Exercise goal: Type out the material below exactly.

Records shown:
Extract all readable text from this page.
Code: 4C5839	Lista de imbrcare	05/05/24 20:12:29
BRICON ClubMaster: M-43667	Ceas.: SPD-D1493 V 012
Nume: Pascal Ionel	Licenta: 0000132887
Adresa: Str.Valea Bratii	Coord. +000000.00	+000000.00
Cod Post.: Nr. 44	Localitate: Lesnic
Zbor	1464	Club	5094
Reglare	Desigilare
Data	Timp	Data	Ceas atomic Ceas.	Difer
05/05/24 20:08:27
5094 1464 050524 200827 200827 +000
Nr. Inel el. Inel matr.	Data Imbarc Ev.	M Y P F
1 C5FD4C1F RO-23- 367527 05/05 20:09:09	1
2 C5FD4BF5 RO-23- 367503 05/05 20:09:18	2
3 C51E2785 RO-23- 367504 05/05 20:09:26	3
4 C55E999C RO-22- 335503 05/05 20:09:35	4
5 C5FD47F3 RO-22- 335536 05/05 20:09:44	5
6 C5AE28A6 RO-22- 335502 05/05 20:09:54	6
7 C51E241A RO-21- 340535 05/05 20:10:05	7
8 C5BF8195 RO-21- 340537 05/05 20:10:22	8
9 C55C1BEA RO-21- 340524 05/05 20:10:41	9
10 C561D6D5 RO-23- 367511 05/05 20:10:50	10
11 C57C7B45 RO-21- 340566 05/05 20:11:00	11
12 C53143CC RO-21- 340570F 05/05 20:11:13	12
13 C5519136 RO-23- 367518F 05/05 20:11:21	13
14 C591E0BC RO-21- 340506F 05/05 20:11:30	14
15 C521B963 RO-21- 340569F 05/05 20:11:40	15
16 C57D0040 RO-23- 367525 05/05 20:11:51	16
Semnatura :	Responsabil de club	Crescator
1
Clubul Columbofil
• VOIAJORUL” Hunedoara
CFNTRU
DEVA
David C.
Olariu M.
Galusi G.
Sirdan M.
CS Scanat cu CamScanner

Result:
Extract all readable text from this page.
Code: 4C5839	Lista de imbrcare	05/05/24 20:12:29
BRICON ClubMaster: M-43667	Ceas.: SPD-D1493 V 012
Nume: Pascal Ionel	Licenta: 0000132887
Adresa: Str.Valea Bratii	Coord. +000000.00	+000000.00
Cod Post.: Nr. 44	Localitate: Lesnic
Zbor	1464	Club	5094
Reglare	Desigilare
Data	Timp	Data	Ceas atomic Ceas.	Difer
05/05/24 20:08:27
5094 1464 050524 200827 200827 +000
Nr. Inel el. Inel matr.	Data Imbarc Ev.	M Y P F
1 C5FD4C1F RO-23- 367527 05/05 20:09:09	1
2 C5FD4BF5 RO-23- 367503 05/05 20:09:18	2
3 C51E2785 RO-23- 367504 05/05 20:09:26	3
4 C55E999C RO-22- 335503 05/05 20:09:35	4
5 C5FD47F3 RO-22- 335536 05/05 20:09:44	5
6 C5AE28A6 RO-22- 335502 05/05 20:09:54	6
7 C51E241A RO-21- 340535 05/05 20:10:05	7
8 C5BF8195 RO-21- 340537 05/05 20:10:22	8
9 C55C1BEA RO-21- 340524 05/05 20:10:41	9
10 C561D6D5 RO-23- 367511 05/05 20:10:50	10
11 C57C7B45 RO-21- 340566 05/05 20:11:00	11
12 C53143CC RO-21- 340570F 05/05 20:11:13	12
13 C5519136 RO-23- 367518F 05/05 20:11:21	13
14 C591E0BC RO-21- 340506F 05/05 20:11:30	14
15 C521B963 RO-21- 340569F 05/05 20:11:40	15
16 C57D0040 RO-23- 367525 05/05 20:11:51	16
Semnatura :	Responsabil de club	Crescator
1
Clubul Columbofil
• VOIAJORUL” Hunedoara
CFNTRU
DEVA
David C.
Olariu M.
Galusi G.
Sirdan M.
CS Scanat cu CamScanner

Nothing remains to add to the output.